• TAREAS PROPUESTAS:
**A)** Responde según el fragmento, una respuesta por línea:
(i) ¿En qué año ocurrió el triple crimen?
(ii) ¿En qué lugar consiguió Blanca Fernández Ochoa su medalla olímpica de bronce?
(iii) ¿Qué plataforma analiza esa novela deshonrosa de la profesión?
**B)** Enumera todos los nombres de persona que aparecen en el fragmento.
**C)** Prosigue el texto sobre Blanca Fernández Ochoa y el triple crimen de 1992 a partir de su última oración.

• FRAGMENTO DEL TEXTO:
En 1992, el mismo año en el que Blanca Fernández Ochoa se convertía en la primera mujer de nuestro país en hacerse con una medalla olímpica de bronce en Albertville, se producía un triple crimen en un pequeño pueblo valenciano. Hoy ellas, la esquiadora más risueña de todos los tiempos y aquellas tres tristes niñas, Miriam, Desirée y Toñi, comparten un capítulo de la novela más deshonrosa de nuestra profesión. Esa que analiza Netflix haciendo pensar al espectador, sin inocularle ninguna opinión previa, como muestra ávida de lo que es el periodismo: dar voz a las fuentes, de igual manera, sin aportar pensamientos ni sesgar sus discursos.

• MATERIAL APORTADO:
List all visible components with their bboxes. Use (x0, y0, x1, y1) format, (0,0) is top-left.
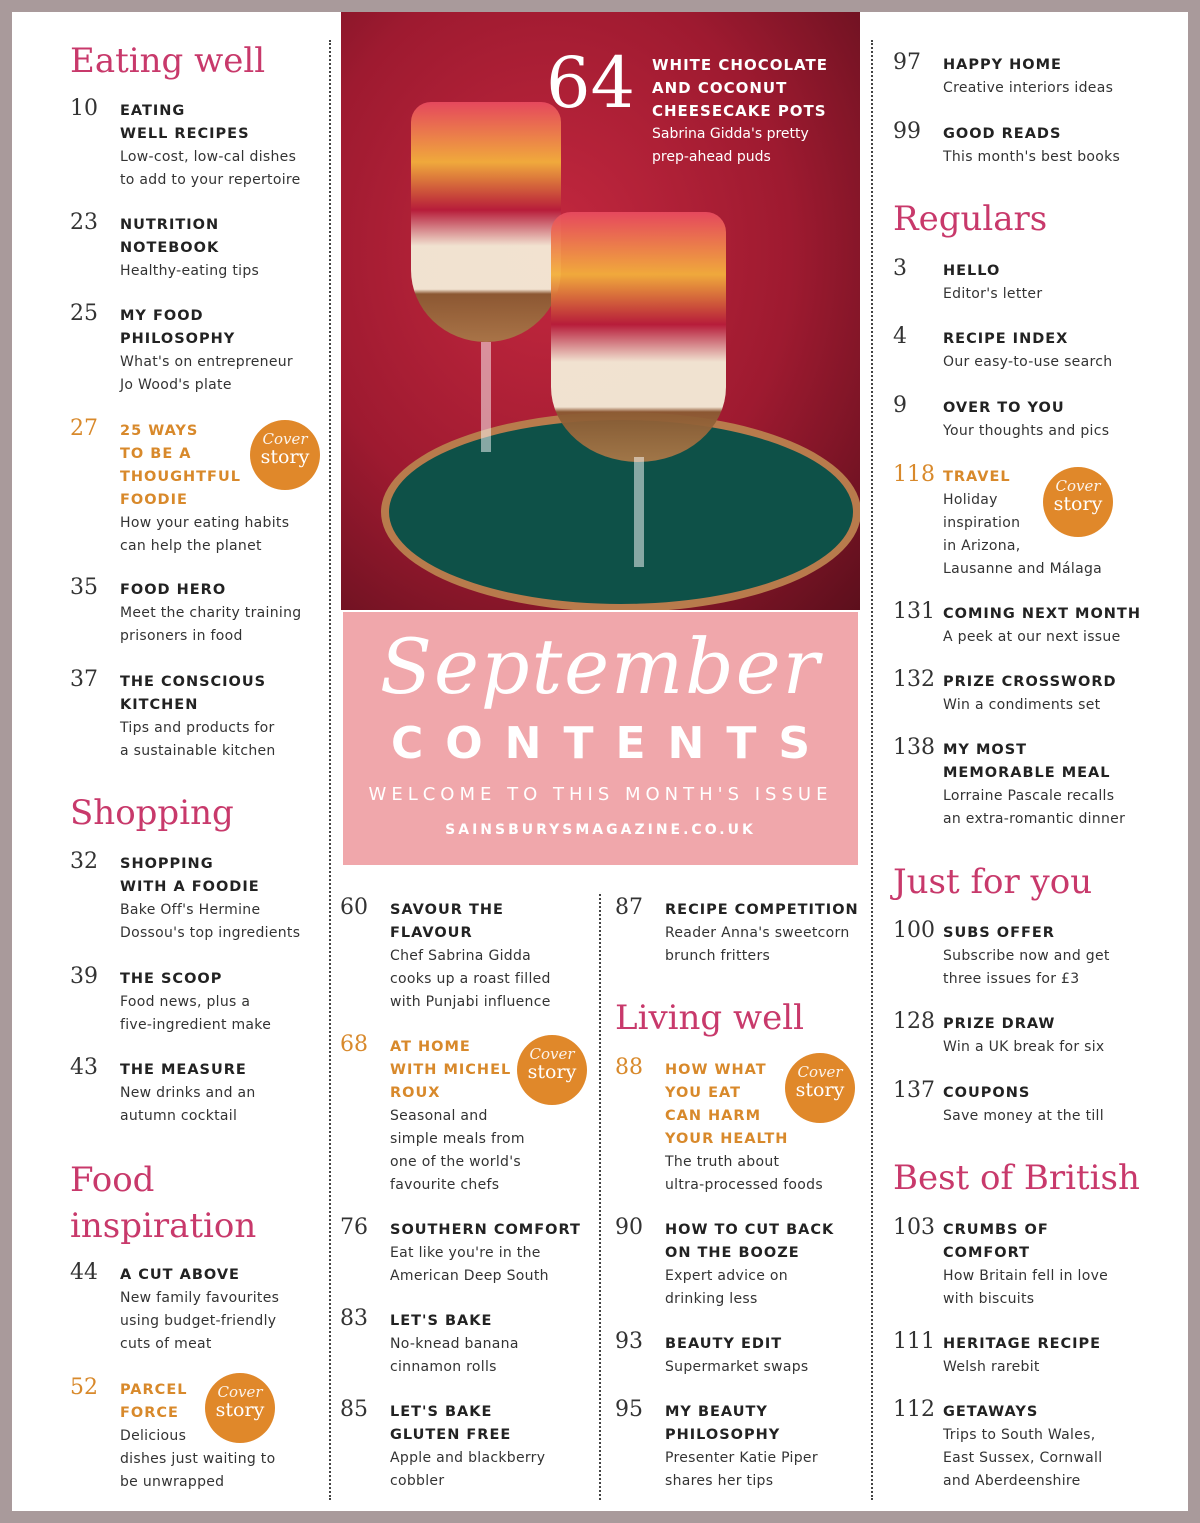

• RESULTADOS:
**A)**
(i) En 1992.
(ii) En Albertville.
(iii) Netflix.

**B)** Blanca Fernández Ochoa, Miriam, Desirée, Toñi

**C)**
Estos días el fantasma de Nieves Herrero me ha mirado desde otros ojos, los de reporteros, directores de informativos, conductores de programas de actualidad o redactores de crónicas largas e innecesarias. Las lágrimas de los que se quedan no son noticia, señores, y la telebasura, la explotación del dolor y la vulneración de cualquier ética periodística en defensa del ‘prime time’, continúan asqueando a espectadores, lectores y periodistas que nos negamos a sumarnos a quienes convierten nuestra profesión, la que debería erigir libertades y abrir los ojos, en tumba del respeto.

En 1992 hubo quienes no supieron hacerlo de otra manera, como reconoce el propio Paco Lobatón en un documental que les recomiendo ver. Hoy, 27 años después, no hay excusas para vestir a Blanca de colores. Descansa en paz, si te lo permiten.